**Texte fourni**.
=-=-=

Et ainsi passent les jours, froids, immuables
Jusqu’à cette pause, cette journée suspendue, où la neige s’est invitée à son anniversaire.
La neige qui protège, qui les laisse toutes deux, avec sa maman, dans leur bulle.
Cache-cache, lait sucré et complicité. Rires, jeux et vraie histoire, avec des îles désertes et des filles de roi.
J’essaie de me souvenir de tout. Je recopie des petites choses dans les dernières pages de mon cahier.
Elle sait, mais elle veut en avoir le cœur net.
Transformer ce qu'elle ressent, ce qu'elle pressent, en certitude.
Et seuls les mots, écrits, peuvent la combler, la rassurer.
*****
Cet album, c’est le récit d’une fillette qui combat et qui conquiert.
D’ailleurs, le choix de son prénom n’est certainement pas anodin ! La Rosalie, c’est la baïonnette, l’accessoire indissociable du Poilu, l’un des symboles de la Grande Guerre. Ce n’est pas une « simple » lame mais une pique cruciforme.
La mission de Rosalie nous est dévoilée petit à petit, comme si nous progressions avec elle. Et sa concrétisation est double.
Avec beaucoup de délicatesse, de pudeur, et de poésie, ce petit album dit l’absence, la douleur, l’incertitude, l’attente, et la volonté.
Dans ce décor aux teintes froides d’hiver et de guerre, où seule deux couleurs émergent : le bleu de l’écrit et la chevelure flamboyante de Rosalie (et parfois de sa mère), Timothée de Fombelle et Isabelle Arsenault nous racontent l’enfance abîmée, malmenée, l’innocence perdue du fait de la guerre.

=-=-=

**Enregistrements extraits**.
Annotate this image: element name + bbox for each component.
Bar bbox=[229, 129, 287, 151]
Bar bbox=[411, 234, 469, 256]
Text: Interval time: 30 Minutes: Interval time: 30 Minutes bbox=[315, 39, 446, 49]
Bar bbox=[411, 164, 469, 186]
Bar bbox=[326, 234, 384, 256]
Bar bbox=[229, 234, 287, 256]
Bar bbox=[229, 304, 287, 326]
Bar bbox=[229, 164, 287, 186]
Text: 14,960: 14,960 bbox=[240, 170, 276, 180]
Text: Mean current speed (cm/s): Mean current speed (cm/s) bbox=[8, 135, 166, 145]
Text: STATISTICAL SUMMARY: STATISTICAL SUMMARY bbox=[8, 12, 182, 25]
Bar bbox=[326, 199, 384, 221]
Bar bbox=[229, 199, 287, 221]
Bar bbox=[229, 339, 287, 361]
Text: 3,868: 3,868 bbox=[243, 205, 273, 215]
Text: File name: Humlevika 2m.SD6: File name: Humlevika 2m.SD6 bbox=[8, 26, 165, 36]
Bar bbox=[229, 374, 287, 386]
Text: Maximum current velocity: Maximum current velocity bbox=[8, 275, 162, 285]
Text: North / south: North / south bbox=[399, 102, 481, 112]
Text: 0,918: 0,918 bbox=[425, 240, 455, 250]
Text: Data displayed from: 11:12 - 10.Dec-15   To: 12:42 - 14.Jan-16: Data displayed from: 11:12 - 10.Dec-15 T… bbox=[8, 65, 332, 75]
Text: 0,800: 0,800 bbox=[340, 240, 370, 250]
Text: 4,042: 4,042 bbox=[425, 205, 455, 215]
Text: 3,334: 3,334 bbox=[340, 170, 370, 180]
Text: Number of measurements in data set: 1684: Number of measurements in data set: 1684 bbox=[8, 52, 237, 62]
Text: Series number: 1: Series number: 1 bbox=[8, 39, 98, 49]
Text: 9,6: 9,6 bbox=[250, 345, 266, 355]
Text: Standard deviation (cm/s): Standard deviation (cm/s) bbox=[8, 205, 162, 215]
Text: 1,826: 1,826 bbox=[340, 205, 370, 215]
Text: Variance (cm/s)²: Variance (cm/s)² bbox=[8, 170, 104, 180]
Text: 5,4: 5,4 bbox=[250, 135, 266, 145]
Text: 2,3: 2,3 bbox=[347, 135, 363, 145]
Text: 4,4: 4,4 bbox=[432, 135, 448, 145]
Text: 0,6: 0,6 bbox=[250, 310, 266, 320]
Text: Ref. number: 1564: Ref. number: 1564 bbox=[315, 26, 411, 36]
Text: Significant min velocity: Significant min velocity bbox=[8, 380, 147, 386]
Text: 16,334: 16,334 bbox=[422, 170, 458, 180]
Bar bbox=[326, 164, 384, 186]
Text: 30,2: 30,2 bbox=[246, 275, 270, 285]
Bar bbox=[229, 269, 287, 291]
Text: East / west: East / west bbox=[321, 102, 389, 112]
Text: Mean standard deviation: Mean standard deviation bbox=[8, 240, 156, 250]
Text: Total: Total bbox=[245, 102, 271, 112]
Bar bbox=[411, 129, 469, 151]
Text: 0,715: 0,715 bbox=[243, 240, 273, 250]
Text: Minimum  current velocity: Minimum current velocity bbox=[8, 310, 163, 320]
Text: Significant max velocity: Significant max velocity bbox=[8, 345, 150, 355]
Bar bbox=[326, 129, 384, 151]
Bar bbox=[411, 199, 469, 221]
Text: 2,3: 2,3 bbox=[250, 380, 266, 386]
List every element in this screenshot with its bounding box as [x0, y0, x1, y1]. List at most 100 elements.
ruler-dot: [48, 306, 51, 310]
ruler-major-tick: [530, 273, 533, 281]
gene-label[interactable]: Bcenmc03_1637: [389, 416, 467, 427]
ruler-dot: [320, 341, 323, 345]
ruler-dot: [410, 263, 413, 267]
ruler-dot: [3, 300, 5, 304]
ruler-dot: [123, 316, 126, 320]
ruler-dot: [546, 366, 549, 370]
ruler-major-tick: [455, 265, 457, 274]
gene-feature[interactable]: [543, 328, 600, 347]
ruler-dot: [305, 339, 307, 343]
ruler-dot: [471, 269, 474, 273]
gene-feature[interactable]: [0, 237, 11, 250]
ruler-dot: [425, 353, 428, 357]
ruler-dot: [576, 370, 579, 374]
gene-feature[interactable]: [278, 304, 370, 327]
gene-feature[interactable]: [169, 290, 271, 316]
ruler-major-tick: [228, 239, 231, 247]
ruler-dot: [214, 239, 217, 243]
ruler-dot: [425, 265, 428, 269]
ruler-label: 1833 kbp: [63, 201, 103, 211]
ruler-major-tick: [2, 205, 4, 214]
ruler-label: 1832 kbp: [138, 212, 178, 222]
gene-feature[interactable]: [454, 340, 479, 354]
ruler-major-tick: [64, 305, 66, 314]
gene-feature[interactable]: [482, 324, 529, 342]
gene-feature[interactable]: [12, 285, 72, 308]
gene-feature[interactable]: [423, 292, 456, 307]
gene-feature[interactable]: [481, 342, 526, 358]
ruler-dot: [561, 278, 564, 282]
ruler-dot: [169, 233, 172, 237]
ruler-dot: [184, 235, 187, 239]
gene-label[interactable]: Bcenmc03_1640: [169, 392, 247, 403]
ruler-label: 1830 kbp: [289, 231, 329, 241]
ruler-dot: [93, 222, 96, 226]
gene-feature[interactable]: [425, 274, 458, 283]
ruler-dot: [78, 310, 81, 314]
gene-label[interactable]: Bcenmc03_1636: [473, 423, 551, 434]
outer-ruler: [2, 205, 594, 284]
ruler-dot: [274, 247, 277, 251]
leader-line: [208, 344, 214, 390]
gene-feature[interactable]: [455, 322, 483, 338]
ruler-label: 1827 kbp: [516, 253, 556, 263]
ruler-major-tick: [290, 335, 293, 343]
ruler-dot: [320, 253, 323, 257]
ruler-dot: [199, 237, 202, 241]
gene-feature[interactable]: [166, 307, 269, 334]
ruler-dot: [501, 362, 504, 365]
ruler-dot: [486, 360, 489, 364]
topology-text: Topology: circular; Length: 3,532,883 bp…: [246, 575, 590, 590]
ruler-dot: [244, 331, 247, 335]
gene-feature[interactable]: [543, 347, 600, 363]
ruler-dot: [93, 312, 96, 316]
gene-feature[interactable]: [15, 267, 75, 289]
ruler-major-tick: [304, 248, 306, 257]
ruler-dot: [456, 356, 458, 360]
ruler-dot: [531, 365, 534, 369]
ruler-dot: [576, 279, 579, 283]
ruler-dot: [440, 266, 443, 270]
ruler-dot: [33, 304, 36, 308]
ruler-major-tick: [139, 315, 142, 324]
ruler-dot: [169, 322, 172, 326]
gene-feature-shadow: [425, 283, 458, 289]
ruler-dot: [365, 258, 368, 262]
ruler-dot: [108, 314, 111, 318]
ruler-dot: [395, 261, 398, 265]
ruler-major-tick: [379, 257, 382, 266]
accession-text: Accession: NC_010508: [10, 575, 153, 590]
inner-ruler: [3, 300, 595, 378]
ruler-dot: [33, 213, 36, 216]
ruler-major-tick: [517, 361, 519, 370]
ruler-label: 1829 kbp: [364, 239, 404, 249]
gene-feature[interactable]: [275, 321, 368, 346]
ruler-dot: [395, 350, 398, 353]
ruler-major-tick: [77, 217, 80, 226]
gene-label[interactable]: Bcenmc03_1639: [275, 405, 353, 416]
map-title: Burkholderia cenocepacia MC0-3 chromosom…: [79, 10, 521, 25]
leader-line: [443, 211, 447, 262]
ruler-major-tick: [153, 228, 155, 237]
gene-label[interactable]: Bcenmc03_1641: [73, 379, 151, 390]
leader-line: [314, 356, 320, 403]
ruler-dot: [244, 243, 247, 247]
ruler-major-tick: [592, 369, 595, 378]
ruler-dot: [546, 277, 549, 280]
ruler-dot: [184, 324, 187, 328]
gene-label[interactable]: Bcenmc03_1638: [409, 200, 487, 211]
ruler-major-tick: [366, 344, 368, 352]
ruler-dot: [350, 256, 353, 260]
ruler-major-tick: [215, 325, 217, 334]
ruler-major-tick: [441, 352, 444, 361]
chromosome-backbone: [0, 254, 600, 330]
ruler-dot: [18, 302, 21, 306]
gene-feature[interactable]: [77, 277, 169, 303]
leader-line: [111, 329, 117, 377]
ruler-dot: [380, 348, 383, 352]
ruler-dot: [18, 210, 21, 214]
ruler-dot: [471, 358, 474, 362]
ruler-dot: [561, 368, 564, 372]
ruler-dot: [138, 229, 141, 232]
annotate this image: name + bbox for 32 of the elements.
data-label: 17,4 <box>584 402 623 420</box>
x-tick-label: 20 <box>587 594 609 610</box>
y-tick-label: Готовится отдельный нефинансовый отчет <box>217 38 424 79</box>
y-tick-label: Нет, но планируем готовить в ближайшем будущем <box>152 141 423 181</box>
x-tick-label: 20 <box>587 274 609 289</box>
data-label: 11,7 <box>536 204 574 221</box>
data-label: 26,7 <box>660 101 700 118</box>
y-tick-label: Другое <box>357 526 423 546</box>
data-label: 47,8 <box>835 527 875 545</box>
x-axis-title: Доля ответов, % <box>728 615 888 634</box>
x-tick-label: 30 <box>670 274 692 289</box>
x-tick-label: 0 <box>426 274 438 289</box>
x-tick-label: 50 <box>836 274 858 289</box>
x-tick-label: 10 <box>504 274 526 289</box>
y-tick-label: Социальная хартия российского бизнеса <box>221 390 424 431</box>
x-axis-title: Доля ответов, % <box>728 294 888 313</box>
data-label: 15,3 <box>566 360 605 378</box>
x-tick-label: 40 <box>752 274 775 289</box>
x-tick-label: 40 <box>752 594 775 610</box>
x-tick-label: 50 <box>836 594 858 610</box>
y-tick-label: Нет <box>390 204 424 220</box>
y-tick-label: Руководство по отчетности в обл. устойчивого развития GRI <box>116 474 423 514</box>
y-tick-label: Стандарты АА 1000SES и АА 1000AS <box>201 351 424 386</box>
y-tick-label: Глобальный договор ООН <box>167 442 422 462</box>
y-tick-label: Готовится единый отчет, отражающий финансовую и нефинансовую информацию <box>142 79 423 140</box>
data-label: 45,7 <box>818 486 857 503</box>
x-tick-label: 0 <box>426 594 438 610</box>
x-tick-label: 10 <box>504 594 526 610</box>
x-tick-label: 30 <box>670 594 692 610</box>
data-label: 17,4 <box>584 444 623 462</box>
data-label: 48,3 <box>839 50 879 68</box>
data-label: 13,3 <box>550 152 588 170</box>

=-=-=

**Problèmes et exercices**.
1. Répondez aux questions suivantes d’après le texte sur l’album de Rosalie.
(a) Qu’est-ce qui s’est invité à son anniversaire ?
(b) Que désigne « La Rosalie » dans ce texte ?
(c) Quelles sont les deux couleurs qui émergent du décor ?
2. Les affirmations suivantes concordent-elles avec le texte sur l’album de Rosalie ? Répondez par oui ou par non, en citant les mots décisifs du texte.
(a) Le décor de l’album présente des teintes chaudes.
(b) La mission de Rosalie est révélée progressivement.
(c) De petites choses sont recopiées dans les premières pages du cahier.
3. Rédigez la suite du texte sur l’album de Rosalie, à partir de sa dernière phrase.
Les enregistrements sont sans rapport avec le texte sur l’album de Rosalie.

**Problèmes résolus**.
1.
(a) La neige.
(b) La baïonnette, l’accessoire indissociable du Poilu et l’un des symboles de la Grande Guerre.
(c) Le bleu de l’écrit et la chevelure flamboyante de Rosalie.

2.
(a) Non : « Dans ce décor aux teintes froides d’hiver et de guerre ».
(b) Oui : « La mission de Rosalie nous est dévoilée petit à petit ».
(c) Non : « Je recopie des petites choses dans les dernières pages de mon cahier. »

3.
Et l’ignorance que sa maman lui préfère, par manque de mots, par peur, par tristesse.
D’où cette question induite : peut-on protéger nos enfants de la vérité ? Jusqu’où le peut-on ?
L’album « Jeux de vilains » (2018), qui prend aussi pour contexte la Grande Guerre, pose la même question.
Un très bel album qui participe à mon Challenge autour de la Première Guerre Mondiale ; à ceux de Sophie Hérisson, "Je lis aussi des albums 2018" (65/60) et "1% Rentrée Littéraire 2018" (25/6) et au « Petit Bac 2018 » d’Enna, pour ma 15e ligne, catégorie Prénom.
Avant de paraître seul, ce récit faisait partie du recueil « La Grande Guerre – Capitaine Rosalie et autres récits » (2014 en anglais) pour lequel ont contribué onze écrivains célèbres tels John Boyne, Tracy Chevalier, Michael Morpurgo, etc.